__EXERCISE__
Pictures in the data below are not part of the copy; transcribe everything else exactly.

__RECORDED DATA__
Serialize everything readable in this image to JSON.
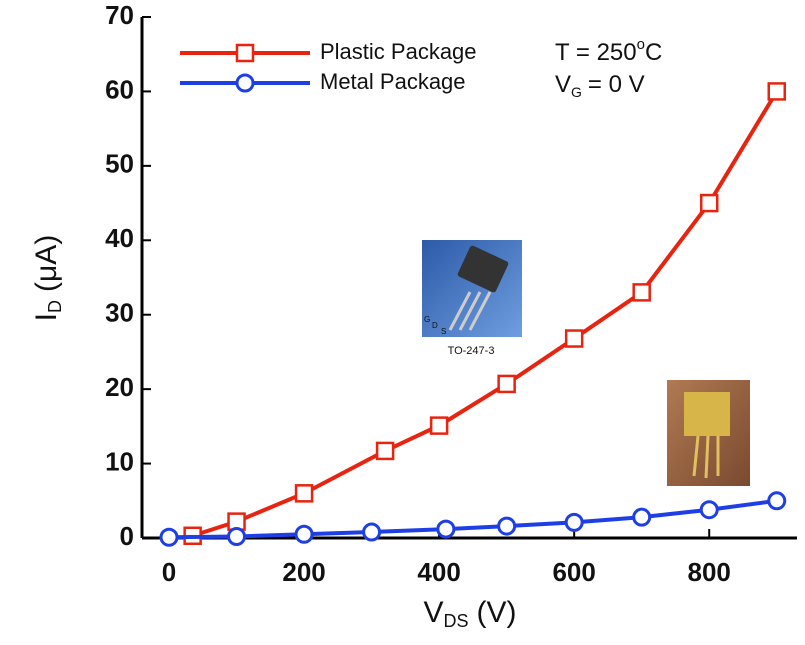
{
  "chart_data": {
    "type": "line",
    "x_label": {
      "main": "V",
      "sub": "DS",
      "unit": "(V)"
    },
    "y_label": {
      "main": "I",
      "sub": "D",
      "unit": "(μA)"
    },
    "xlim": [
      -40,
      930
    ],
    "xticks": [
      0,
      200,
      400,
      600,
      800
    ],
    "ylim": [
      0,
      70
    ],
    "yticks": [
      0,
      10,
      20,
      30,
      40,
      50,
      60,
      70
    ],
    "legend": "upper left",
    "series": [
      {
        "name": "Plastic Package",
        "color": "#e8230f",
        "marker": "square",
        "x": [
          35,
          100,
          200,
          320,
          400,
          500,
          600,
          700,
          800,
          900
        ],
        "values": [
          0.3,
          2.2,
          6,
          11.7,
          15.1,
          20.7,
          26.8,
          33,
          45,
          60
        ]
      },
      {
        "name": "Metal Package",
        "color": "#1f3fe6",
        "marker": "circle",
        "x": [
          0,
          100,
          200,
          300,
          410,
          500,
          600,
          700,
          800,
          900
        ],
        "values": [
          0.1,
          0.2,
          0.5,
          0.8,
          1.2,
          1.6,
          2.1,
          2.8,
          3.8,
          5.0
        ]
      }
    ],
    "annotations": {
      "temperature": {
        "main": "T = 250",
        "sup": "o",
        "unit": "C"
      },
      "gate": {
        "main": "V",
        "sub": "G",
        "unit": "= 0 V"
      },
      "package_caption": "TO-247-3",
      "pins": [
        "G",
        "D",
        "S"
      ]
    }
  }
}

__SOLUTION FOR THIS PROBLEM__
Serialize everything readable in this image to JSON.
{
  "chart_data": {
    "type": "line",
    "x_label": {
      "main": "V",
      "sub": "DS",
      "unit": "(V)"
    },
    "y_label": {
      "main": "I",
      "sub": "D",
      "unit": "(μA)"
    },
    "xlim": [
      -40,
      930
    ],
    "xticks": [
      0,
      200,
      400,
      600,
      800
    ],
    "ylim": [
      0,
      70
    ],
    "yticks": [
      0,
      10,
      20,
      30,
      40,
      50,
      60,
      70
    ],
    "legend": "upper left",
    "series": [
      {
        "name": "Plastic Package",
        "color": "#e8230f",
        "marker": "square",
        "x": [
          35,
          100,
          200,
          320,
          400,
          500,
          600,
          700,
          800,
          900
        ],
        "values": [
          0.3,
          2.2,
          6,
          11.7,
          15.1,
          20.7,
          26.8,
          33,
          45,
          60
        ]
      },
      {
        "name": "Metal Package",
        "color": "#1f3fe6",
        "marker": "circle",
        "x": [
          0,
          100,
          200,
          300,
          410,
          500,
          600,
          700,
          800,
          900
        ],
        "values": [
          0.1,
          0.2,
          0.5,
          0.8,
          1.2,
          1.6,
          2.1,
          2.8,
          3.8,
          5.0
        ]
      }
    ],
    "annotations": {
      "temperature": {
        "main": "T = 250",
        "sup": "o",
        "unit": "C"
      },
      "gate": {
        "main": "V",
        "sub": "G",
        "unit": "= 0 V"
      },
      "package_caption": "TO-247-3",
      "pins": [
        "G",
        "D",
        "S"
      ]
    }
  }
}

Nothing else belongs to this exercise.